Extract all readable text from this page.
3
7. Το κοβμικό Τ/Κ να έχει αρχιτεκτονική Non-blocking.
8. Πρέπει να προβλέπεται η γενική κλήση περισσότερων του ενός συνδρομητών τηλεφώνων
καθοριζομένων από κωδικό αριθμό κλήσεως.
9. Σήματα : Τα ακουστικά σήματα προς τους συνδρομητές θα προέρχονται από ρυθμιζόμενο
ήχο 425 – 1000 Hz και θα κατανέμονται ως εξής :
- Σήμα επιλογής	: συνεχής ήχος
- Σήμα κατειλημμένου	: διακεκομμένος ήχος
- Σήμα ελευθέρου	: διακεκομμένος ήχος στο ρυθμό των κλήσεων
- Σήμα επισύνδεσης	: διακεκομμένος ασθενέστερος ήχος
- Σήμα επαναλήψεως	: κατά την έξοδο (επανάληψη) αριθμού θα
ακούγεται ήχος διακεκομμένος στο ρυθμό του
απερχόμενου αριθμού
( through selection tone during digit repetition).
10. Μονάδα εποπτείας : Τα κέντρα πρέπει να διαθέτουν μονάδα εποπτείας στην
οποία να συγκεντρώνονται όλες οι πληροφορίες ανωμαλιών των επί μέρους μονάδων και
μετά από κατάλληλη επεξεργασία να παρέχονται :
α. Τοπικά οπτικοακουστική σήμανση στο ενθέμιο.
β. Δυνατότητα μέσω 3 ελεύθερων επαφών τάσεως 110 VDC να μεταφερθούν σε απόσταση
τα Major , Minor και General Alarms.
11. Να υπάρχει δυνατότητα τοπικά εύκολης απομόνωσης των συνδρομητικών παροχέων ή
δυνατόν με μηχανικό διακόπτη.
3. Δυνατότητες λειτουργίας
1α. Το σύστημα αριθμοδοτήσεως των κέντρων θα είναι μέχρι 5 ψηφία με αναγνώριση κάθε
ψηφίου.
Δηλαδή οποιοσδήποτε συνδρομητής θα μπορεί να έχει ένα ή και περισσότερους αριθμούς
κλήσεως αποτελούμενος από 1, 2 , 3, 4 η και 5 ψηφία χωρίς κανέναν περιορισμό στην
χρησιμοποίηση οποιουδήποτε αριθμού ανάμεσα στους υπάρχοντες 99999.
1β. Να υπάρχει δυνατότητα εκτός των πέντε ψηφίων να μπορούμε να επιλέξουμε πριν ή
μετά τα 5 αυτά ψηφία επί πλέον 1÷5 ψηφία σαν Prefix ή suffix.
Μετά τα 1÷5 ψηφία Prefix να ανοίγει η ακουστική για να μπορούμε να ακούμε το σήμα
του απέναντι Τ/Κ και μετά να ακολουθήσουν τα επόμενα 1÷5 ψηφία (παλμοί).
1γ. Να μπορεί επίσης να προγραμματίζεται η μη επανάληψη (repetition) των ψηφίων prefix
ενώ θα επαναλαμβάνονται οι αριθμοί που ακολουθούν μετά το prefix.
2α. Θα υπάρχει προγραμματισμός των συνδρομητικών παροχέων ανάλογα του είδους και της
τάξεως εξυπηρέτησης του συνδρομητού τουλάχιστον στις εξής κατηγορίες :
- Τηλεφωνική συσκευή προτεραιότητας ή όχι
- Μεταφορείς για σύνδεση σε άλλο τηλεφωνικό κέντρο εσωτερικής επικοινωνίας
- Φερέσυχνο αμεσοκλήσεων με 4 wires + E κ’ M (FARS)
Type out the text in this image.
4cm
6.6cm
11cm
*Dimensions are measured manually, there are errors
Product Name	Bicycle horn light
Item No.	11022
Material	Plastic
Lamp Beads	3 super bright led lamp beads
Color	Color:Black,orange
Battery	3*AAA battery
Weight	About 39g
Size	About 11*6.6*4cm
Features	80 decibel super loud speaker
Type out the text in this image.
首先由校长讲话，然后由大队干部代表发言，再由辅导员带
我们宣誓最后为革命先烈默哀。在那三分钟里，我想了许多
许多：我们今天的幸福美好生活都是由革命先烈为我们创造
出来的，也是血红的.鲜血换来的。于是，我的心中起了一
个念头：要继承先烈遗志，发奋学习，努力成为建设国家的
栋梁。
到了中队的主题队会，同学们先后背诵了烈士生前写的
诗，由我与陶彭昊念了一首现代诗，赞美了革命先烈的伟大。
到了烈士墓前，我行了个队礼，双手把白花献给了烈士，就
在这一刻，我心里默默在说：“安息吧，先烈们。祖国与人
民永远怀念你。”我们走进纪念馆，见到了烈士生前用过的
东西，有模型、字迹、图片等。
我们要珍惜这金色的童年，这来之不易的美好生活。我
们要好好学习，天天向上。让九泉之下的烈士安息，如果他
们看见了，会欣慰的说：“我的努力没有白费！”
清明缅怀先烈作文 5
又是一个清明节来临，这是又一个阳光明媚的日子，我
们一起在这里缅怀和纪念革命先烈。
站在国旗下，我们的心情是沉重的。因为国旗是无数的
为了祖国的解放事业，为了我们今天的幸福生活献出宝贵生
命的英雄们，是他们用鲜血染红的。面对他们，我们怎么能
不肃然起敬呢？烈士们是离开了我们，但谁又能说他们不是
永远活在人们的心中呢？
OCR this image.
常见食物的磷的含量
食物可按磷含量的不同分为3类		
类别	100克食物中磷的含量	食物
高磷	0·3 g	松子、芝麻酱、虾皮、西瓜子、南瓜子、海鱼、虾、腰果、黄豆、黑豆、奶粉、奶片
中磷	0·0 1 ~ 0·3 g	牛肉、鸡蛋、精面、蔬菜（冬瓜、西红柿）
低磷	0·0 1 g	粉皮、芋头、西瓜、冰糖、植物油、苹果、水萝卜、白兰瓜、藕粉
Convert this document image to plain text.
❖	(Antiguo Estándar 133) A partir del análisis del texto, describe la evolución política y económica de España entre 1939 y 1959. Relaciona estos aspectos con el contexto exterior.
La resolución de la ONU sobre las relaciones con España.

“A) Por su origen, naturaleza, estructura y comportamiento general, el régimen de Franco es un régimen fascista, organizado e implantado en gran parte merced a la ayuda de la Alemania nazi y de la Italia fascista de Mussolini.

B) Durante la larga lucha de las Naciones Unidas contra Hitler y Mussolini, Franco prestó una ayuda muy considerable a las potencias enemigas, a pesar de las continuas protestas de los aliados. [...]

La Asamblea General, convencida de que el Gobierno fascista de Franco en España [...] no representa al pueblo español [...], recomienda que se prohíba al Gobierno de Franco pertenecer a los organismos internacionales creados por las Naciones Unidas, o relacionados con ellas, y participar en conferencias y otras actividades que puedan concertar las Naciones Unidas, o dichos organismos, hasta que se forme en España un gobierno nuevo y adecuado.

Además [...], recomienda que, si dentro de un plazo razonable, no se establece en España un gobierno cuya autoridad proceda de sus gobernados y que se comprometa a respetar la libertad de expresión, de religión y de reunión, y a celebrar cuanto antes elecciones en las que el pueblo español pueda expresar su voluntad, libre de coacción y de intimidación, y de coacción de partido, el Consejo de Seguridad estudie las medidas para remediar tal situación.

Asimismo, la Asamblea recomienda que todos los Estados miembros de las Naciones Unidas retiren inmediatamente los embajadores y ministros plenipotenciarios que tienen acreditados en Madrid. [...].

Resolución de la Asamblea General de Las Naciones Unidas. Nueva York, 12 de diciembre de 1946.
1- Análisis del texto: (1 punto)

The request. Please restate the records in full, word for word.

Reply to the exercise.
Extract all readable text from this page.
3
7. Το κοβμικό Τ/Κ να έχει αρχιτεκτονική Non-blocking.
8. Πρέπει να προβλέπεται η γενική κλήση περισσότερων του ενός συνδρομητών τηλεφώνων
καθοριζομένων από κωδικό αριθμό κλήσεως.
9. Σήματα : Τα ακουστικά σήματα προς τους συνδρομητές θα προέρχονται από ρυθμιζόμενο
ήχο 425 – 1000 Hz και θα κατανέμονται ως εξής :
- Σήμα επιλογής	: συνεχής ήχος
- Σήμα κατειλημμένου	: διακεκομμένος ήχος
- Σήμα ελευθέρου	: διακεκομμένος ήχος στο ρυθμό των κλήσεων
- Σήμα επισύνδεσης	: διακεκομμένος ασθενέστερος ήχος
- Σήμα επαναλήψεως	: κατά την έξοδο (επανάληψη) αριθμού θα
ακούγεται ήχος διακεκομμένος στο ρυθμό του
απερχόμενου αριθμού
( through selection tone during digit repetition).
10. Μονάδα εποπτείας : Τα κέντρα πρέπει να διαθέτουν μονάδα εποπτείας στην
οποία να συγκεντρώνονται όλες οι πληροφορίες ανωμαλιών των επί μέρους μονάδων και
μετά από κατάλληλη επεξεργασία να παρέχονται :
α. Τοπικά οπτικοακουστική σήμανση στο ενθέμιο.
β. Δυνατότητα μέσω 3 ελεύθερων επαφών τάσεως 110 VDC να μεταφερθούν σε απόσταση
τα Major , Minor και General Alarms.
11. Να υπάρχει δυνατότητα τοπικά εύκολης απομόνωσης των συνδρομητικών παροχέων ή
δυνατόν με μηχανικό διακόπτη.
3. Δυνατότητες λειτουργίας
1α. Το σύστημα αριθμοδοτήσεως των κέντρων θα είναι μέχρι 5 ψηφία με αναγνώριση κάθε
ψηφίου.
Δηλαδή οποιοσδήποτε συνδρομητής θα μπορεί να έχει ένα ή και περισσότερους αριθμούς
κλήσεως αποτελούμενος από 1, 2 , 3, 4 η και 5 ψηφία χωρίς κανέναν περιορισμό στην
χρησιμοποίηση οποιουδήποτε αριθμού ανάμεσα στους υπάρχοντες 99999.
1β. Να υπάρχει δυνατότητα εκτός των πέντε ψηφίων να μπορούμε να επιλέξουμε πριν ή
μετά τα 5 αυτά ψηφία επί πλέον 1÷5 ψηφία σαν Prefix ή suffix.
Μετά τα 1÷5 ψηφία Prefix να ανοίγει η ακουστική για να μπορούμε να ακούμε το σήμα
του απέναντι Τ/Κ και μετά να ακολουθήσουν τα επόμενα 1÷5 ψηφία (παλμοί).
1γ. Να μπορεί επίσης να προγραμματίζεται η μη επανάληψη (repetition) των ψηφίων prefix
ενώ θα επαναλαμβάνονται οι αριθμοί που ακολουθούν μετά το prefix.
2α. Θα υπάρχει προγραμματισμός των συνδρομητικών παροχέων ανάλογα του είδους και της
τάξεως εξυπηρέτησης του συνδρομητού τουλάχιστον στις εξής κατηγορίες :
- Τηλεφωνική συσκευή προτεραιότητας ή όχι
- Μεταφορείς για σύνδεση σε άλλο τηλεφωνικό κέντρο εσωτερικής επικοινωνίας
- Φερέσυχνο αμεσοκλήσεων με 4 wires + E κ’ M (FARS)
Type out the text in this image.
4cm
6.6cm
11cm
*Dimensions are measured manually, there are errors
Product Name	Bicycle horn light
Item No.	11022
Material	Plastic
Lamp Beads	3 super bright led lamp beads
Color	Color:Black,orange
Battery	3*AAA battery
Weight	About 39g
Size	About 11*6.6*4cm
Features	80 decibel super loud speaker
Type out the text in this image.
首先由校长讲话，然后由大队干部代表发言，再由辅导员带
我们宣誓最后为革命先烈默哀。在那三分钟里，我想了许多
许多：我们今天的幸福美好生活都是由革命先烈为我们创造
出来的，也是血红的.鲜血换来的。于是，我的心中起了一
个念头：要继承先烈遗志，发奋学习，努力成为建设国家的
栋梁。
到了中队的主题队会，同学们先后背诵了烈士生前写的
诗，由我与陶彭昊念了一首现代诗，赞美了革命先烈的伟大。
到了烈士墓前，我行了个队礼，双手把白花献给了烈士，就
在这一刻，我心里默默在说：“安息吧，先烈们。祖国与人
民永远怀念你。”我们走进纪念馆，见到了烈士生前用过的
东西，有模型、字迹、图片等。
我们要珍惜这金色的童年，这来之不易的美好生活。我
们要好好学习，天天向上。让九泉之下的烈士安息，如果他
们看见了，会欣慰的说：“我的努力没有白费！”
清明缅怀先烈作文 5
又是一个清明节来临，这是又一个阳光明媚的日子，我
们一起在这里缅怀和纪念革命先烈。
站在国旗下，我们的心情是沉重的。因为国旗是无数的
为了祖国的解放事业，为了我们今天的幸福生活献出宝贵生
命的英雄们，是他们用鲜血染红的。面对他们，我们怎么能
不肃然起敬呢？烈士们是离开了我们，但谁又能说他们不是
永远活在人们的心中呢？
OCR this image.
常见食物的磷的含量
食物可按磷含量的不同分为3类		
类别	100克食物中磷的含量	食物
高磷	0·3 g	松子、芝麻酱、虾皮、西瓜子、南瓜子、海鱼、虾、腰果、黄豆、黑豆、奶粉、奶片
中磷	0·0 1 ~ 0·3 g	牛肉、鸡蛋、精面、蔬菜（冬瓜、西红柿）
低磷	0·0 1 g	粉皮、芋头、西瓜、冰糖、植物油、苹果、水萝卜、白兰瓜、藕粉
Convert this document image to plain text.
❖	(Antiguo Estándar 133) A partir del análisis del texto, describe la evolución política y económica de España entre 1939 y 1959. Relaciona estos aspectos con el contexto exterior.
La resolución de la ONU sobre las relaciones con España.

“A) Por su origen, naturaleza, estructura y comportamiento general, el régimen de Franco es un régimen fascista, organizado e implantado en gran parte merced a la ayuda de la Alemania nazi y de la Italia fascista de Mussolini.

B) Durante la larga lucha de las Naciones Unidas contra Hitler y Mussolini, Franco prestó una ayuda muy considerable a las potencias enemigas, a pesar de las continuas protestas de los aliados. [...]

La Asamblea General, convencida de que el Gobierno fascista de Franco en España [...] no representa al pueblo español [...], recomienda que se prohíba al Gobierno de Franco pertenecer a los organismos internacionales creados por las Naciones Unidas, o relacionados con ellas, y participar en conferencias y otras actividades que puedan concertar las Naciones Unidas, o dichos organismos, hasta que se forme en España un gobierno nuevo y adecuado.

Además [...], recomienda que, si dentro de un plazo razonable, no se establece en España un gobierno cuya autoridad proceda de sus gobernados y que se comprometa a respetar la libertad de expresión, de religión y de reunión, y a celebrar cuanto antes elecciones en las que el pueblo español pueda expresar su voluntad, libre de coacción y de intimidación, y de coacción de partido, el Consejo de Seguridad estudie las medidas para remediar tal situación.

Asimismo, la Asamblea recomienda que todos los Estados miembros de las Naciones Unidas retiren inmediatamente los embajadores y ministros plenipotenciarios que tienen acreditados en Madrid. [...].

Resolución de la Asamblea General de Las Naciones Unidas. Nueva York, 12 de diciembre de 1946.
1- Análisis del texto: (1 punto)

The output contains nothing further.